Problem details:
Output the material below in full, exactly as it is.

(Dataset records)
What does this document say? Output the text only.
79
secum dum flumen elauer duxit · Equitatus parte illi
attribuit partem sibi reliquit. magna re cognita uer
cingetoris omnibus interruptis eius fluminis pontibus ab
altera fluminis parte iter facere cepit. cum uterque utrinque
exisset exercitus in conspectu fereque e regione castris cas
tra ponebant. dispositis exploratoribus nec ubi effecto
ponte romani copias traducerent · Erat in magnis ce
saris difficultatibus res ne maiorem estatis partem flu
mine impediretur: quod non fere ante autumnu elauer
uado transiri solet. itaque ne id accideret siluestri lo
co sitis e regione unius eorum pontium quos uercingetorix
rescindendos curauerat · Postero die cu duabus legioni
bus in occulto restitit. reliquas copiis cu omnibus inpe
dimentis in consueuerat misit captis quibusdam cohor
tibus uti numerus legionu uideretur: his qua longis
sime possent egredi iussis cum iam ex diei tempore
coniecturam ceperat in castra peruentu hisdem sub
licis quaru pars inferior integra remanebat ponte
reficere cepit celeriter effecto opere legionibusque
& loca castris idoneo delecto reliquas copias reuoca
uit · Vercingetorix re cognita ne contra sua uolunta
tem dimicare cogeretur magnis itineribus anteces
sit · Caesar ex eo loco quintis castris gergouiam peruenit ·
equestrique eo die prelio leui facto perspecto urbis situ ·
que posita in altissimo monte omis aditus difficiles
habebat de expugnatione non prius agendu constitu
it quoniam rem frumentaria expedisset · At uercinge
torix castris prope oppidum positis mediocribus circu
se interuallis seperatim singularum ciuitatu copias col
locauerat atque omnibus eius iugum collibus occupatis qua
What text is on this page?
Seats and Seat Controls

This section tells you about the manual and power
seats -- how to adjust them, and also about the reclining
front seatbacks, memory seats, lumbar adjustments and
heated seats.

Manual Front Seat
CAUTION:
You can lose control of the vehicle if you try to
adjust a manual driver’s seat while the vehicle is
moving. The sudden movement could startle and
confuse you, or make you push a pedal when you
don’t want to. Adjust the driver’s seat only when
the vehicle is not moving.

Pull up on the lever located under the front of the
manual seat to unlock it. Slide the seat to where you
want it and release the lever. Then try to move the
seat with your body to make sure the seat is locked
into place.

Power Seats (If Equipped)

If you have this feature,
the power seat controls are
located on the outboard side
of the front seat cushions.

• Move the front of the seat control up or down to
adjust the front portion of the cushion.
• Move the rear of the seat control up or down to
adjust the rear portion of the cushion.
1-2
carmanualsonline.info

Result of this task:
What does this document say? Output the text only.
79
secum dum flumen elauer duxit · Equitatus parte illi
attribuit partem sibi reliquit. magna re cognita uer
cingetoris omnibus interruptis eius fluminis pontibus ab
altera fluminis parte iter facere cepit. cum uterque utrinque
exisset exercitus in conspectu fereque e regione castris cas
tra ponebant. dispositis exploratoribus nec ubi effecto
ponte romani copias traducerent · Erat in magnis ce
saris difficultatibus res ne maiorem estatis partem flu
mine impediretur: quod non fere ante autumnu elauer
uado transiri solet. itaque ne id accideret siluestri lo
co sitis e regione unius eorum pontium quos uercingetorix
rescindendos curauerat · Postero die cu duabus legioni
bus in occulto restitit. reliquas copiis cu omnibus inpe
dimentis in consueuerat misit captis quibusdam cohor
tibus uti numerus legionu uideretur: his qua longis
sime possent egredi iussis cum iam ex diei tempore
coniecturam ceperat in castra peruentu hisdem sub
licis quaru pars inferior integra remanebat ponte
reficere cepit celeriter effecto opere legionibusque
& loca castris idoneo delecto reliquas copias reuoca
uit · Vercingetorix re cognita ne contra sua uolunta
tem dimicare cogeretur magnis itineribus anteces
sit · Caesar ex eo loco quintis castris gergouiam peruenit ·
equestrique eo die prelio leui facto perspecto urbis situ ·
que posita in altissimo monte omis aditus difficiles
habebat de expugnatione non prius agendu constitu
it quoniam rem frumentaria expedisset · At uercinge
torix castris prope oppidum positis mediocribus circu
se interuallis seperatim singularum ciuitatu copias col
locauerat atque omnibus eius iugum collibus occupatis qua
What text is on this page?
Seats and Seat Controls

This section tells you about the manual and power
seats -- how to adjust them, and also about the reclining
front seatbacks, memory seats, lumbar adjustments and
heated seats.

Manual Front Seat
CAUTION:
You can lose control of the vehicle if you try to
adjust a manual driver’s seat while the vehicle is
moving. The sudden movement could startle and
confuse you, or make you push a pedal when you
don’t want to. Adjust the driver’s seat only when
the vehicle is not moving.

Pull up on the lever located under the front of the
manual seat to unlock it. Slide the seat to where you
want it and release the lever. Then try to move the
seat with your body to make sure the seat is locked
into place.

Power Seats (If Equipped)

If you have this feature,
the power seat controls are
located on the outboard side
of the front seat cushions.

• Move the front of the seat control up or down to
adjust the front portion of the cushion.
• Move the rear of the seat control up or down to
adjust the rear portion of the cushion.
1-2
carmanualsonline.info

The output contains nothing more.